### What is required
Work through the material below and count the lines holding the word "from"; give that count and nothing more.

### Dataset extract

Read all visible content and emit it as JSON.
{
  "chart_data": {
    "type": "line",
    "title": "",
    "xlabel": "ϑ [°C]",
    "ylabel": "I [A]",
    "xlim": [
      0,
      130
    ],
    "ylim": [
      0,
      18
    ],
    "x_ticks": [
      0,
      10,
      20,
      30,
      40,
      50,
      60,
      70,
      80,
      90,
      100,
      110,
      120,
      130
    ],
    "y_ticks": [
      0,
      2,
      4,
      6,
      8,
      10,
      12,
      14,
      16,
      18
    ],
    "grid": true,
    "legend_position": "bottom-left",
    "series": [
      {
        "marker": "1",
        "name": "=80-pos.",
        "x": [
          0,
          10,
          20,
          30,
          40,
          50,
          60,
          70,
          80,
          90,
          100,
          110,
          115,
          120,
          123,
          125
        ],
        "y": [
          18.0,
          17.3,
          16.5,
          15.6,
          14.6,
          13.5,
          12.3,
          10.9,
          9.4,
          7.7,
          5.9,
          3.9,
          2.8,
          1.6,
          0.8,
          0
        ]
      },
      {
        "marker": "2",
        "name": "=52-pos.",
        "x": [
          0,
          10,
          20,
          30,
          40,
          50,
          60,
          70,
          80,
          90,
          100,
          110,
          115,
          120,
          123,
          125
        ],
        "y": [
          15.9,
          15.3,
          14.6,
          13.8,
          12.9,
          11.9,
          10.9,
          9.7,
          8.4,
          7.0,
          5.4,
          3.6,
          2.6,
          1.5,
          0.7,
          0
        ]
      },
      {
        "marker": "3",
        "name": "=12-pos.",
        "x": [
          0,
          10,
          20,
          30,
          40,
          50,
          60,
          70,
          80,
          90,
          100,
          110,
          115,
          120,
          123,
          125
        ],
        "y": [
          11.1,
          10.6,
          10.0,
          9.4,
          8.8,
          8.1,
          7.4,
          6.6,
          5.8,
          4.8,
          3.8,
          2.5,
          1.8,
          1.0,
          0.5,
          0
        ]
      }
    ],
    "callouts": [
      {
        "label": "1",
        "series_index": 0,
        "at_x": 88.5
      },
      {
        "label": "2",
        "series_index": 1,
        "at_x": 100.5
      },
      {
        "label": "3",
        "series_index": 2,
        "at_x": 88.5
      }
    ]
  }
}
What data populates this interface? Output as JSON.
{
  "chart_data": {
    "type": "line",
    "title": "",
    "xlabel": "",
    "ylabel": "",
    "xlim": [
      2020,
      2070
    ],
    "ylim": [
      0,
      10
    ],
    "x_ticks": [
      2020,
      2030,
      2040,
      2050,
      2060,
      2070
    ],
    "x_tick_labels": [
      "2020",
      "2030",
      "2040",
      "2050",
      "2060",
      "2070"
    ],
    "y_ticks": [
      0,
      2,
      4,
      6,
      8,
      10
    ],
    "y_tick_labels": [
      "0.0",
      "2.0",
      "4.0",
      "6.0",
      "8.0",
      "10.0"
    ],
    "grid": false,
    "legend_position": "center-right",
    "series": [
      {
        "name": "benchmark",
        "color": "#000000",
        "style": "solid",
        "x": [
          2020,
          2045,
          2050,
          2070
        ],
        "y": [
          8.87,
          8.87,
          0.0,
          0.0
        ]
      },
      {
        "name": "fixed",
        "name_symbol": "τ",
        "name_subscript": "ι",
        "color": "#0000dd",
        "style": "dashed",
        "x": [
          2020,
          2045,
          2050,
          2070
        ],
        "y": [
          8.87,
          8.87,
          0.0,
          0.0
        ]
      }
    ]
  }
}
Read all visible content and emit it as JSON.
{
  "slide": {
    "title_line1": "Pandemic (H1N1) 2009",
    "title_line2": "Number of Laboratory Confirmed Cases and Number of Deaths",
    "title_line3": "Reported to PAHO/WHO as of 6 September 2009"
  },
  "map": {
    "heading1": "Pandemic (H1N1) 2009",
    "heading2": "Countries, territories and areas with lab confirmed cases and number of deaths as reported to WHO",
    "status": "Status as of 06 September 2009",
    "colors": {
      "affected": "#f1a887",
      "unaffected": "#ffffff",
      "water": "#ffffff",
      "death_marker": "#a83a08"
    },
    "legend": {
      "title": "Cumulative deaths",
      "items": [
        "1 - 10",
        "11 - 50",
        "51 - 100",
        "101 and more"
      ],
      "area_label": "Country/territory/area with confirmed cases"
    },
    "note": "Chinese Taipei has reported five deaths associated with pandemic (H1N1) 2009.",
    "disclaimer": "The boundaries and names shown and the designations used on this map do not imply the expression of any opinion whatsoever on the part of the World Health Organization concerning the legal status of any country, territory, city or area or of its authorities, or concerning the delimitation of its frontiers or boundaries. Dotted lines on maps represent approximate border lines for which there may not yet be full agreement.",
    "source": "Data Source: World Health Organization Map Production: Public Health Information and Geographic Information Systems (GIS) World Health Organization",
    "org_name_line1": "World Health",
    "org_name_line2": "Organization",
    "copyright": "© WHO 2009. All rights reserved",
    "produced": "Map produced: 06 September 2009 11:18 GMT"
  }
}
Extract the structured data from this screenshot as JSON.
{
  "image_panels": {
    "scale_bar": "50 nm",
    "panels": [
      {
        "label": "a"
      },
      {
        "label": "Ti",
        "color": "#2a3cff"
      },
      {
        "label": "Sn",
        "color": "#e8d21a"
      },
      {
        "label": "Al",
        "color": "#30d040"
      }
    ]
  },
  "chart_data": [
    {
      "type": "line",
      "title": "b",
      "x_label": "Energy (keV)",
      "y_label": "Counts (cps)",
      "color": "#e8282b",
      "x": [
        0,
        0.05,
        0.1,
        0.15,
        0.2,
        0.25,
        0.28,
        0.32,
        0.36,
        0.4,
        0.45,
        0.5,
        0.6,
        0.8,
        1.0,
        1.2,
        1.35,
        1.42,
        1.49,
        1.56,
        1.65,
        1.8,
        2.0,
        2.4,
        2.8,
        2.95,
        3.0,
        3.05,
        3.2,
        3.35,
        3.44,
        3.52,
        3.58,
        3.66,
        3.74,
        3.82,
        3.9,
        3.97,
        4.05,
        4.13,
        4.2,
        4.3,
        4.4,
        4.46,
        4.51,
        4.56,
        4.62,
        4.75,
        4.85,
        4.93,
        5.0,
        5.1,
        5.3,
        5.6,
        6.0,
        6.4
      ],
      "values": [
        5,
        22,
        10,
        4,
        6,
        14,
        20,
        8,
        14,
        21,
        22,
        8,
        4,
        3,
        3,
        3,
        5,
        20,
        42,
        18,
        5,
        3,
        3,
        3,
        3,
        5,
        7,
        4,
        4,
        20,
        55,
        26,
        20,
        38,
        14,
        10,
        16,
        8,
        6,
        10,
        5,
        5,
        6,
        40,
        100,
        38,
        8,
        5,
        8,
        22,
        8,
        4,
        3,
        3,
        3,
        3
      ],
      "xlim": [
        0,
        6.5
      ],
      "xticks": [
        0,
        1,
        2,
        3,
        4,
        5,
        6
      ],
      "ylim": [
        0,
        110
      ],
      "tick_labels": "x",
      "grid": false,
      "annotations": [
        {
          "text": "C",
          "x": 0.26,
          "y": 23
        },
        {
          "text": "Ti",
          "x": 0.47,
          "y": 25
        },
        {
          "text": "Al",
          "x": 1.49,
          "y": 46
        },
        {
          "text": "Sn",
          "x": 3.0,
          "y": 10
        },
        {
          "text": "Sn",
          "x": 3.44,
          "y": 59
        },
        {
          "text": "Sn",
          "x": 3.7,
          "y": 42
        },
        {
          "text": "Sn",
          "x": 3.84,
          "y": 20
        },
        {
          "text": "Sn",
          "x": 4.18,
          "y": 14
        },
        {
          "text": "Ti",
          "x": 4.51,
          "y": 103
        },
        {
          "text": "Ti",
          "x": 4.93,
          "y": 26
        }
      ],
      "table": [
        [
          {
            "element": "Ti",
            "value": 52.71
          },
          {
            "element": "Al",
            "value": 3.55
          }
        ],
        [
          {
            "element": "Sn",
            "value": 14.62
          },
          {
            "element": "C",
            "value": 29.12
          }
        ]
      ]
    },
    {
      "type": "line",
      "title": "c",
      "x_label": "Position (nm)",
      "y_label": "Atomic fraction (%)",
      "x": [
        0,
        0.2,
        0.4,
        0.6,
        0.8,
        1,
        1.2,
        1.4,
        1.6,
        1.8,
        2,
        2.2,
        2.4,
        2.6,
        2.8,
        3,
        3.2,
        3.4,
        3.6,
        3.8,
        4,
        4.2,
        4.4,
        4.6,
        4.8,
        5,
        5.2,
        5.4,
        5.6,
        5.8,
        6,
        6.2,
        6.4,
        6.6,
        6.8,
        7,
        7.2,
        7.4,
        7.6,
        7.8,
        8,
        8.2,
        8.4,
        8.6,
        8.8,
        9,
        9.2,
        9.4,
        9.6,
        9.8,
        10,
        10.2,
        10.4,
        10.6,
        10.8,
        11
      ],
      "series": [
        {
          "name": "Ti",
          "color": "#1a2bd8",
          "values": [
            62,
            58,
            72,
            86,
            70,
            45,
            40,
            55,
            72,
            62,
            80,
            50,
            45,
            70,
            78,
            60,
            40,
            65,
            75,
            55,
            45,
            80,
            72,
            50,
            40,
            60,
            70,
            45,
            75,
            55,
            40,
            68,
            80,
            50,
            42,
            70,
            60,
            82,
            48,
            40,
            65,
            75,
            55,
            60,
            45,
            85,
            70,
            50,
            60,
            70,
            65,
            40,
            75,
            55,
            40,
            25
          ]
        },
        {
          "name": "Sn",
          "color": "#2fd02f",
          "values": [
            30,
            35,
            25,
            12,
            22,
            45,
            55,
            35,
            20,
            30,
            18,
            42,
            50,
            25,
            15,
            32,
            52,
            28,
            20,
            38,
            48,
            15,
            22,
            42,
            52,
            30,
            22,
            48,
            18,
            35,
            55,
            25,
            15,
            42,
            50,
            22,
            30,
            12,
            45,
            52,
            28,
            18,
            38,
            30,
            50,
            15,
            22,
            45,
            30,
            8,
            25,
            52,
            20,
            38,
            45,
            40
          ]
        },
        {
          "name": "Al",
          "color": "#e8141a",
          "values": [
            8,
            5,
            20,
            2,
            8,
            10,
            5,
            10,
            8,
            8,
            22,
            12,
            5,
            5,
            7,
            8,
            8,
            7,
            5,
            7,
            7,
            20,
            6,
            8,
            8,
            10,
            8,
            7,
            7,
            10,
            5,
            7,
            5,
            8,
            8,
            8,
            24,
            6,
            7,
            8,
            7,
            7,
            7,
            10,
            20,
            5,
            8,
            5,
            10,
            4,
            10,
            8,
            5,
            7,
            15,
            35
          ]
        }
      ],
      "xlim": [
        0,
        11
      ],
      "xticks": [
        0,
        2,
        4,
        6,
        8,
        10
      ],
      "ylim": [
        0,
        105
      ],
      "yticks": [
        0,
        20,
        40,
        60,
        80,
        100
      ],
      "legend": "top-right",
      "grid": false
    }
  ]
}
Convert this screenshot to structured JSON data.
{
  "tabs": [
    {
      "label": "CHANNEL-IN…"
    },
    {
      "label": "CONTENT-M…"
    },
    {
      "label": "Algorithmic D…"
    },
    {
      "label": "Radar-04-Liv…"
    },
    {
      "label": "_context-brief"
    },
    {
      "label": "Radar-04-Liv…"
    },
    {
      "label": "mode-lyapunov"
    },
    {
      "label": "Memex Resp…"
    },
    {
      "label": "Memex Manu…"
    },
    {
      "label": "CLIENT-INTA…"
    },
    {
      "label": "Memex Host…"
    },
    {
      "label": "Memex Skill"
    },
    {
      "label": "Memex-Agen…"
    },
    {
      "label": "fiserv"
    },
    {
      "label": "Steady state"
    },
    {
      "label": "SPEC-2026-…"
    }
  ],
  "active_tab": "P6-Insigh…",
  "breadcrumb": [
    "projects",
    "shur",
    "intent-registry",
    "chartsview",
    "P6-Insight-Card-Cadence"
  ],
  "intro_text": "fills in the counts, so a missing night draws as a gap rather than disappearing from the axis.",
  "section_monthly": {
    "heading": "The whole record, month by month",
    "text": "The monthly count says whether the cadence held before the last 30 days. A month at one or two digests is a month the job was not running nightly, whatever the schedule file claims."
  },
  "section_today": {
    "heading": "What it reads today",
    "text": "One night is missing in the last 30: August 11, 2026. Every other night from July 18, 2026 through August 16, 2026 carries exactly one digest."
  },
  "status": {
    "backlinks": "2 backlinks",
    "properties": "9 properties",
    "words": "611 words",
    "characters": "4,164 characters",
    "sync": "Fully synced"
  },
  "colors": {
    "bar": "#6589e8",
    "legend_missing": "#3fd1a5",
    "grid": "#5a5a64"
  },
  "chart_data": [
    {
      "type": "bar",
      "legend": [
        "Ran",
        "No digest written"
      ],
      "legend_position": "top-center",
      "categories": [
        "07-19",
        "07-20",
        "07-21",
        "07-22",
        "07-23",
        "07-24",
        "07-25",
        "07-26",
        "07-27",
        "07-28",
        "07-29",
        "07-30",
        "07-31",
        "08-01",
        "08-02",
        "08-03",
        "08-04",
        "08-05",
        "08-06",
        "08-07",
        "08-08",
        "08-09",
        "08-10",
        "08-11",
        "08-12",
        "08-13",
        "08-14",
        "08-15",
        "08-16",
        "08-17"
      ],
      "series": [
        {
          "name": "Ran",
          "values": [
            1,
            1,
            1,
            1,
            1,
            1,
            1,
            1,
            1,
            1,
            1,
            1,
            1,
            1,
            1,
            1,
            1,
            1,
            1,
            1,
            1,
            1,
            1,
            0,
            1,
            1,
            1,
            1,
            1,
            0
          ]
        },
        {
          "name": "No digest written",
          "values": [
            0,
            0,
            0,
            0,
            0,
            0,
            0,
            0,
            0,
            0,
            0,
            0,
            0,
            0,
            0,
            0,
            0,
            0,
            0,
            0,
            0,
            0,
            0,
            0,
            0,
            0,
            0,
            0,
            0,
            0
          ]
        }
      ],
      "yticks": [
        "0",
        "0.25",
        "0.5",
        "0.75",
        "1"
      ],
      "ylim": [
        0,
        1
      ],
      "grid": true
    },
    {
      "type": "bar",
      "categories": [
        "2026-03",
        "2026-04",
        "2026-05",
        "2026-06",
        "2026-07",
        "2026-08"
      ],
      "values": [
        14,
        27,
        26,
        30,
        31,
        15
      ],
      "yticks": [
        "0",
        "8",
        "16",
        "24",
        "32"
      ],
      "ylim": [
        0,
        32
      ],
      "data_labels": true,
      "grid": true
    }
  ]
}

### Solution to this task
3